[Dataset excerpts]:
=-=-=-=-=

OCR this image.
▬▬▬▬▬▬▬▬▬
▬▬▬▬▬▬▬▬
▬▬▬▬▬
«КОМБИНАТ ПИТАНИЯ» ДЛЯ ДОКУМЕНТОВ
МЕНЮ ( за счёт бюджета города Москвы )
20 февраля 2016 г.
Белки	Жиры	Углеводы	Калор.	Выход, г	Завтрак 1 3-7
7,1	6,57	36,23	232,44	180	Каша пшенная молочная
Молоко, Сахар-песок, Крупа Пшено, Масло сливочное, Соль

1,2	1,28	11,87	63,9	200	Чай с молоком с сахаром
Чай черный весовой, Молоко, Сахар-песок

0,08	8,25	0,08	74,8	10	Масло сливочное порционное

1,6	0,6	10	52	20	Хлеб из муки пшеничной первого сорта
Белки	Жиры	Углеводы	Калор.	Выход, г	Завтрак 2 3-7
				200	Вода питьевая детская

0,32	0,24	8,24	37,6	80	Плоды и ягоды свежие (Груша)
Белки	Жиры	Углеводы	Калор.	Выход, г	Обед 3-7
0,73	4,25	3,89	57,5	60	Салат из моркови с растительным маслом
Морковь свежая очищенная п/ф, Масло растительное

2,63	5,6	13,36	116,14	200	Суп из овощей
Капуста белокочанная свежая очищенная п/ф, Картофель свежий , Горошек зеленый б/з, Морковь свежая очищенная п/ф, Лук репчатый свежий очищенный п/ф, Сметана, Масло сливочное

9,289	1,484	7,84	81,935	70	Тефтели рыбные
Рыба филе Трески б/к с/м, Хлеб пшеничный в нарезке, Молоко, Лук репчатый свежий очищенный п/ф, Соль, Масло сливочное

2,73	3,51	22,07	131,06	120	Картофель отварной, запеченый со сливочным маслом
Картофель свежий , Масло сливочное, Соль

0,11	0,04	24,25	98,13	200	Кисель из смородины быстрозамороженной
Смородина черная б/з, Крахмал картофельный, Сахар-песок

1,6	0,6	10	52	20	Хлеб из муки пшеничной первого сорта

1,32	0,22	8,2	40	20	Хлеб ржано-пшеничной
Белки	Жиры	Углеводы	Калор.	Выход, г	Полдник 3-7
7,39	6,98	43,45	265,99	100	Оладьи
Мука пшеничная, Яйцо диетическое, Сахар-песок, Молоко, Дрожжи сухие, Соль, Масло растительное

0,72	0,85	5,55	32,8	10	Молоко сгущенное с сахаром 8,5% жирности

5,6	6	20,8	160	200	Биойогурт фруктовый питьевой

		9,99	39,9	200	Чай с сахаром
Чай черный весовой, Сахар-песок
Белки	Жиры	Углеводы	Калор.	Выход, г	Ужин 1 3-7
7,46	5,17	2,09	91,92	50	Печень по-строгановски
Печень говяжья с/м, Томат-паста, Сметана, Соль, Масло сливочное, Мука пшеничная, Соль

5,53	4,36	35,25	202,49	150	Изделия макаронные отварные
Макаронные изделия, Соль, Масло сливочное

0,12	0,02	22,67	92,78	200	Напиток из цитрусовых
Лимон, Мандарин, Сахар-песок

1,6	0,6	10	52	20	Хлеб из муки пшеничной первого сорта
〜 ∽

=-=-=-=-=

[What you have to do]: Output the whole listing above again, word for word.

[Reply to the exercise]:
OCR this image.
▬▬▬▬▬▬▬▬▬
▬▬▬▬▬▬▬▬
▬▬▬▬▬
«КОМБИНАТ ПИТАНИЯ» ДЛЯ ДОКУМЕНТОВ
МЕНЮ ( за счёт бюджета города Москвы )
20 февраля 2016 г.
Белки	Жиры	Углеводы	Калор.	Выход, г	Завтрак 1 3-7
7,1	6,57	36,23	232,44	180	Каша пшенная молочная
Молоко, Сахар-песок, Крупа Пшено, Масло сливочное, Соль

1,2	1,28	11,87	63,9	200	Чай с молоком с сахаром
Чай черный весовой, Молоко, Сахар-песок

0,08	8,25	0,08	74,8	10	Масло сливочное порционное

1,6	0,6	10	52	20	Хлеб из муки пшеничной первого сорта
Белки	Жиры	Углеводы	Калор.	Выход, г	Завтрак 2 3-7
				200	Вода питьевая детская

0,32	0,24	8,24	37,6	80	Плоды и ягоды свежие (Груша)
Белки	Жиры	Углеводы	Калор.	Выход, г	Обед 3-7
0,73	4,25	3,89	57,5	60	Салат из моркови с растительным маслом
Морковь свежая очищенная п/ф, Масло растительное

2,63	5,6	13,36	116,14	200	Суп из овощей
Капуста белокочанная свежая очищенная п/ф, Картофель свежий , Горошек зеленый б/з, Морковь свежая очищенная п/ф, Лук репчатый свежий очищенный п/ф, Сметана, Масло сливочное

9,289	1,484	7,84	81,935	70	Тефтели рыбные
Рыба филе Трески б/к с/м, Хлеб пшеничный в нарезке, Молоко, Лук репчатый свежий очищенный п/ф, Соль, Масло сливочное

2,73	3,51	22,07	131,06	120	Картофель отварной, запеченый со сливочным маслом
Картофель свежий , Масло сливочное, Соль

0,11	0,04	24,25	98,13	200	Кисель из смородины быстрозамороженной
Смородина черная б/з, Крахмал картофельный, Сахар-песок

1,6	0,6	10	52	20	Хлеб из муки пшеничной первого сорта

1,32	0,22	8,2	40	20	Хлеб ржано-пшеничной
Белки	Жиры	Углеводы	Калор.	Выход, г	Полдник 3-7
7,39	6,98	43,45	265,99	100	Оладьи
Мука пшеничная, Яйцо диетическое, Сахар-песок, Молоко, Дрожжи сухие, Соль, Масло растительное

0,72	0,85	5,55	32,8	10	Молоко сгущенное с сахаром 8,5% жирности

5,6	6	20,8	160	200	Биойогурт фруктовый питьевой

		9,99	39,9	200	Чай с сахаром
Чай черный весовой, Сахар-песок
Белки	Жиры	Углеводы	Калор.	Выход, г	Ужин 1 3-7
7,46	5,17	2,09	91,92	50	Печень по-строгановски
Печень говяжья с/м, Томат-паста, Сметана, Соль, Масло сливочное, Мука пшеничная, Соль

5,53	4,36	35,25	202,49	150	Изделия макаронные отварные
Макаронные изделия, Соль, Масло сливочное

0,12	0,02	22,67	92,78	200	Напиток из цитрусовых
Лимон, Мандарин, Сахар-песок

1,6	0,6	10	52	20	Хлеб из муки пшеничной первого сорта
〜 ∽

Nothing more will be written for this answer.